> WHAT THE TASK ASKS
Present the following data again exactly as it is shown.

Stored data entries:

= = = = = = =

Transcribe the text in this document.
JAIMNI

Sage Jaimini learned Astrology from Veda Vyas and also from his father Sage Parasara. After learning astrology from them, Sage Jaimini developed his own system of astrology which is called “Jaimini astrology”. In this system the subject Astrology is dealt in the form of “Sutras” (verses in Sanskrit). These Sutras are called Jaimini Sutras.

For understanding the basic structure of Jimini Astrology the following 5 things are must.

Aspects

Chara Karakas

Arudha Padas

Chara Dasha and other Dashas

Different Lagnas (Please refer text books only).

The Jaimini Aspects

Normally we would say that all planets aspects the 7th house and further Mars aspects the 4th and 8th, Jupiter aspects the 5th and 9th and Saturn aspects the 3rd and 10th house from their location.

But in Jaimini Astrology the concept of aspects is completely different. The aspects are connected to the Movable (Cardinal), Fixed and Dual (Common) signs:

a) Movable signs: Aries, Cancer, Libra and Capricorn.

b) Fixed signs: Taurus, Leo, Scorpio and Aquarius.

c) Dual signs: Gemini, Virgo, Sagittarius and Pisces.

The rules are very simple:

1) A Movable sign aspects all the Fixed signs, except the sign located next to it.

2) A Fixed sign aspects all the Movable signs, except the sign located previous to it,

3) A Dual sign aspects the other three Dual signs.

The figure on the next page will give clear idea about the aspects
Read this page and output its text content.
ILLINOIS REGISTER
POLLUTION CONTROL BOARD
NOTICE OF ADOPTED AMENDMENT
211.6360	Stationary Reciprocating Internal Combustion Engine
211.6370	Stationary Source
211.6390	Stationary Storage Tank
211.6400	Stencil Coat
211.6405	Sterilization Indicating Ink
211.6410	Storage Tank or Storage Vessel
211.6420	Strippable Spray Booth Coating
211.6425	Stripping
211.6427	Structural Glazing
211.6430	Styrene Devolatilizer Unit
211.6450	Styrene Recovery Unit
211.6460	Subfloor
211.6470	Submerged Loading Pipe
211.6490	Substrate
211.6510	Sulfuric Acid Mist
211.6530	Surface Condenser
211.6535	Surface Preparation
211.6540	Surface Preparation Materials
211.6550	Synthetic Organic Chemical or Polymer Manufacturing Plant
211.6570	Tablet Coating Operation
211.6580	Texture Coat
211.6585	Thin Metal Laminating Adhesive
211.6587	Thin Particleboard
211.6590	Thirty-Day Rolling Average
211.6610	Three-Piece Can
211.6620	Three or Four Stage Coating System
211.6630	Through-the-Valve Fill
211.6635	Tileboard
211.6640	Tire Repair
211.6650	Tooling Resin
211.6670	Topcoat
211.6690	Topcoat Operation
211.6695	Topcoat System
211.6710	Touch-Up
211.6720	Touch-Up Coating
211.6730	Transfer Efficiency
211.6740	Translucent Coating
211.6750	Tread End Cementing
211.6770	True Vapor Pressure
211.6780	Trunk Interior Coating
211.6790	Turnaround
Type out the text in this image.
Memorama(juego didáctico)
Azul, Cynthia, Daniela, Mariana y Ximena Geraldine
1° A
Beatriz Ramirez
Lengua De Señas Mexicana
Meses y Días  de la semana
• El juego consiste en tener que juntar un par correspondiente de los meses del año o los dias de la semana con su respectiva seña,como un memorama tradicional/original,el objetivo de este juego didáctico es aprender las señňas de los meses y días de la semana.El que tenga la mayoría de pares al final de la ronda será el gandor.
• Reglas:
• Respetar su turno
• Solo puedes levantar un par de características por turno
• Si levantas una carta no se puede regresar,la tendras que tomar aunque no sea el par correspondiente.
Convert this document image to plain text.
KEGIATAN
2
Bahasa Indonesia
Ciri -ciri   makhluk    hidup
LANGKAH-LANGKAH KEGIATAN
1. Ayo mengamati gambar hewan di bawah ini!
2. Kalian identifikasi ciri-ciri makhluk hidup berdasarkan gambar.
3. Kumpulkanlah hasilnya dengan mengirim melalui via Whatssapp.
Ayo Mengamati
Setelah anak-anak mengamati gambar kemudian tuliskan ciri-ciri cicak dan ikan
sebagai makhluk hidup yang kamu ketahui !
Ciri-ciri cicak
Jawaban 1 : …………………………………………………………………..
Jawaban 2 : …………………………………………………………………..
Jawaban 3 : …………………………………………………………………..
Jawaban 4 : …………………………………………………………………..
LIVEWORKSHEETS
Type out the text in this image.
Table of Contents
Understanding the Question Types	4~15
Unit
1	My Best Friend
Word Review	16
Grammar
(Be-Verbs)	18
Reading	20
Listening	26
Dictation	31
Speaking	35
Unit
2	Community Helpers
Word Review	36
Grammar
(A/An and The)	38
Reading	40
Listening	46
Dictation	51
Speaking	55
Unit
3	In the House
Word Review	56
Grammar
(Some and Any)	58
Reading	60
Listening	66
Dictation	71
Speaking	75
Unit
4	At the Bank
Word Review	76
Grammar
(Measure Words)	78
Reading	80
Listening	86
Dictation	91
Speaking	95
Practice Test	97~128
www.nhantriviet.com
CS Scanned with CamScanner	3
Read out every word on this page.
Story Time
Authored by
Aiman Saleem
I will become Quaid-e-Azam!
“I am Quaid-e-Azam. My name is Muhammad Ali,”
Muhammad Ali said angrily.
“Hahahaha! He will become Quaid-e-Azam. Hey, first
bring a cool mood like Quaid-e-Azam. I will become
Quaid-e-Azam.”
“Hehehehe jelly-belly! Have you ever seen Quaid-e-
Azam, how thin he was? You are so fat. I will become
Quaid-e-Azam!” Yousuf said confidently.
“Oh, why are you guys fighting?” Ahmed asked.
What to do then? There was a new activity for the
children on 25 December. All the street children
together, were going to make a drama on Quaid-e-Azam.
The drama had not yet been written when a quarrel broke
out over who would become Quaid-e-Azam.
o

= = = = = = =

> FINISHED ANSWER
Transcribe the text in this document.
JAIMNI

Sage Jaimini learned Astrology from Veda Vyas and also from his father Sage Parasara. After learning astrology from them, Sage Jaimini developed his own system of astrology which is called “Jaimini astrology”. In this system the subject Astrology is dealt in the form of “Sutras” (verses in Sanskrit). These Sutras are called Jaimini Sutras.

For understanding the basic structure of Jimini Astrology the following 5 things are must.

Aspects

Chara Karakas

Arudha Padas

Chara Dasha and other Dashas

Different Lagnas (Please refer text books only).

The Jaimini Aspects

Normally we would say that all planets aspects the 7th house and further Mars aspects the 4th and 8th, Jupiter aspects the 5th and 9th and Saturn aspects the 3rd and 10th house from their location.

But in Jaimini Astrology the concept of aspects is completely different. The aspects are connected to the Movable (Cardinal), Fixed and Dual (Common) signs:

a) Movable signs: Aries, Cancer, Libra and Capricorn.

b) Fixed signs: Taurus, Leo, Scorpio and Aquarius.

c) Dual signs: Gemini, Virgo, Sagittarius and Pisces.

The rules are very simple:

1) A Movable sign aspects all the Fixed signs, except the sign located next to it.

2) A Fixed sign aspects all the Movable signs, except the sign located previous to it,

3) A Dual sign aspects the other three Dual signs.

The figure on the next page will give clear idea about the aspects
Read this page and output its text content.
ILLINOIS REGISTER
POLLUTION CONTROL BOARD
NOTICE OF ADOPTED AMENDMENT
211.6360	Stationary Reciprocating Internal Combustion Engine
211.6370	Stationary Source
211.6390	Stationary Storage Tank
211.6400	Stencil Coat
211.6405	Sterilization Indicating Ink
211.6410	Storage Tank or Storage Vessel
211.6420	Strippable Spray Booth Coating
211.6425	Stripping
211.6427	Structural Glazing
211.6430	Styrene Devolatilizer Unit
211.6450	Styrene Recovery Unit
211.6460	Subfloor
211.6470	Submerged Loading Pipe
211.6490	Substrate
211.6510	Sulfuric Acid Mist
211.6530	Surface Condenser
211.6535	Surface Preparation
211.6540	Surface Preparation Materials
211.6550	Synthetic Organic Chemical or Polymer Manufacturing Plant
211.6570	Tablet Coating Operation
211.6580	Texture Coat
211.6585	Thin Metal Laminating Adhesive
211.6587	Thin Particleboard
211.6590	Thirty-Day Rolling Average
211.6610	Three-Piece Can
211.6620	Three or Four Stage Coating System
211.6630	Through-the-Valve Fill
211.6635	Tileboard
211.6640	Tire Repair
211.6650	Tooling Resin
211.6670	Topcoat
211.6690	Topcoat Operation
211.6695	Topcoat System
211.6710	Touch-Up
211.6720	Touch-Up Coating
211.6730	Transfer Efficiency
211.6740	Translucent Coating
211.6750	Tread End Cementing
211.6770	True Vapor Pressure
211.6780	Trunk Interior Coating
211.6790	Turnaround
Type out the text in this image.
Memorama(juego didáctico)
Azul, Cynthia, Daniela, Mariana y Ximena Geraldine
1° A
Beatriz Ramirez
Lengua De Señas Mexicana
Meses y Días  de la semana
• El juego consiste en tener que juntar un par correspondiente de los meses del año o los dias de la semana con su respectiva seña,como un memorama tradicional/original,el objetivo de este juego didáctico es aprender las señňas de los meses y días de la semana.El que tenga la mayoría de pares al final de la ronda será el gandor.
• Reglas:
• Respetar su turno
• Solo puedes levantar un par de características por turno
• Si levantas una carta no se puede regresar,la tendras que tomar aunque no sea el par correspondiente.
Convert this document image to plain text.
KEGIATAN
2
Bahasa Indonesia
Ciri -ciri   makhluk    hidup
LANGKAH-LANGKAH KEGIATAN
1. Ayo mengamati gambar hewan di bawah ini!
2. Kalian identifikasi ciri-ciri makhluk hidup berdasarkan gambar.
3. Kumpulkanlah hasilnya dengan mengirim melalui via Whatssapp.
Ayo Mengamati
Setelah anak-anak mengamati gambar kemudian tuliskan ciri-ciri cicak dan ikan
sebagai makhluk hidup yang kamu ketahui !
Ciri-ciri cicak
Jawaban 1 : …………………………………………………………………..
Jawaban 2 : …………………………………………………………………..
Jawaban 3 : …………………………………………………………………..
Jawaban 4 : …………………………………………………………………..
LIVEWORKSHEETS
Type out the text in this image.
Table of Contents
Understanding the Question Types	4~15
Unit
1	My Best Friend
Word Review	16
Grammar
(Be-Verbs)	18
Reading	20
Listening	26
Dictation	31
Speaking	35
Unit
2	Community Helpers
Word Review	36
Grammar
(A/An and The)	38
Reading	40
Listening	46
Dictation	51
Speaking	55
Unit
3	In the House
Word Review	56
Grammar
(Some and Any)	58
Reading	60
Listening	66
Dictation	71
Speaking	75
Unit
4	At the Bank
Word Review	76
Grammar
(Measure Words)	78
Reading	80
Listening	86
Dictation	91
Speaking	95
Practice Test	97~128
www.nhantriviet.com
CS Scanned with CamScanner	3
Read out every word on this page.
Story Time
Authored by
Aiman Saleem
I will become Quaid-e-Azam!
“I am Quaid-e-Azam. My name is Muhammad Ali,”
Muhammad Ali said angrily.
“Hahahaha! He will become Quaid-e-Azam. Hey, first
bring a cool mood like Quaid-e-Azam. I will become
Quaid-e-Azam.”
“Hehehehe jelly-belly! Have you ever seen Quaid-e-
Azam, how thin he was? You are so fat. I will become
Quaid-e-Azam!” Yousuf said confidently.
“Oh, why are you guys fighting?” Ahmed asked.
What to do then? There was a new activity for the
children on 25 December. All the street children
together, were going to make a drama on Quaid-e-Azam.
The drama had not yet been written when a quarrel broke
out over who would become Quaid-e-Azam.
o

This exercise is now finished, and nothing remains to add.